*WRITTEN EXERCISE*: Only lines with the word "title" are needed; collect each of them from the listing below.

## BEGIN

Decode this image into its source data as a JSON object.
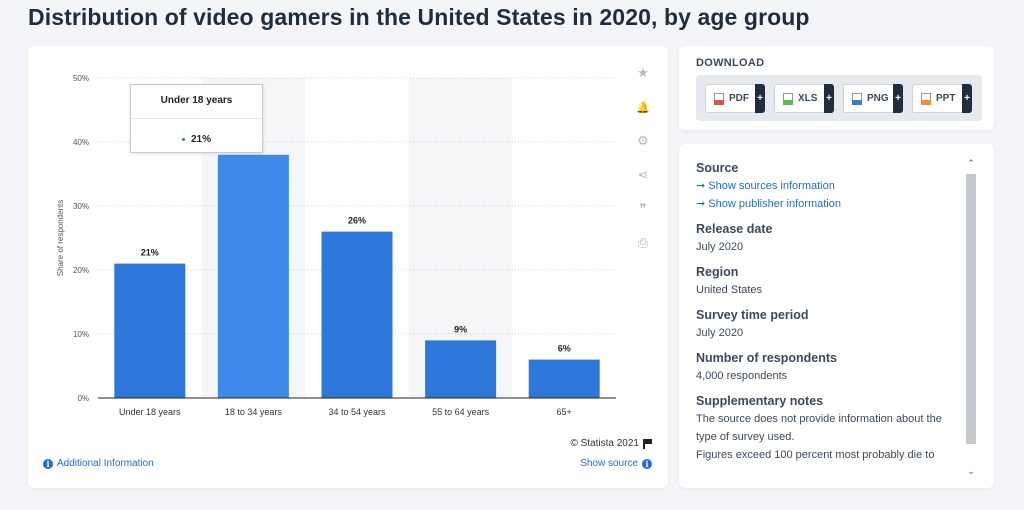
{
  "page": {
    "title": "Distribution of video gamers in the United States in 2020, by age group"
  },
  "chart_data": {
    "type": "bar",
    "categories": [
      "Under 18 years",
      "18 to 34 years",
      "34 to 54 years",
      "55 to 64 years",
      "65+"
    ],
    "values": [
      21,
      38,
      26,
      9,
      6
    ],
    "value_labels": [
      "21%",
      "",
      "26%",
      "9%",
      "6%"
    ],
    "ylabel": "Share of respondents",
    "xlabel": "",
    "ylim": [
      0,
      50
    ],
    "yticks": [
      "0%",
      "10%",
      "20%",
      "30%",
      "40%",
      "50%"
    ],
    "grid": true,
    "bar_color": "#2c77d9",
    "highlight_color": "#3e8ae8",
    "highlight_index": 1,
    "band_color": "#f5f6f8",
    "band_indices": [
      1,
      3
    ]
  },
  "tooltip": {
    "title": "Under 18 years",
    "value": "21%"
  },
  "chart_footer": {
    "copyright": "© Statista 2021",
    "additional_info": "Additional Information",
    "show_source": "Show source"
  },
  "side_tools": [
    {
      "name": "star-icon",
      "glyph": "★"
    },
    {
      "name": "bell-icon",
      "glyph": "🔔"
    },
    {
      "name": "gear-icon",
      "glyph": "⚙"
    },
    {
      "name": "share-icon",
      "glyph": "⋖"
    },
    {
      "name": "quote-icon",
      "glyph": "❞"
    },
    {
      "name": "print-icon",
      "glyph": "⎙"
    }
  ],
  "download": {
    "title": "DOWNLOAD",
    "buttons": [
      {
        "label": "PDF",
        "color": "#d9534f"
      },
      {
        "label": "XLS",
        "color": "#5cb85c"
      },
      {
        "label": "PNG",
        "color": "#3a7bd5"
      },
      {
        "label": "PPT",
        "color": "#f0902a"
      }
    ],
    "plus": "+"
  },
  "info": {
    "source_heading": "Source",
    "source_links": [
      "➞ Show sources information",
      "➞ Show publisher information"
    ],
    "sections": [
      {
        "heading": "Release date",
        "text": "July 2020"
      },
      {
        "heading": "Region",
        "text": "United States"
      },
      {
        "heading": "Survey time period",
        "text": "July 2020"
      },
      {
        "heading": "Number of respondents",
        "text": "4,000 respondents"
      },
      {
        "heading": "Supplementary notes",
        "text": "The source does not provide information about the type of survey used.\nFigures exceed 100 percent most probably die to"
      }
    ]
  }
}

## END

*TASK SOLUTION*:
    "title": "Distribution of video gamers in the United States in 2020, by age group"
    "title": "Under 18 years",
    "title": "DOWNLOAD",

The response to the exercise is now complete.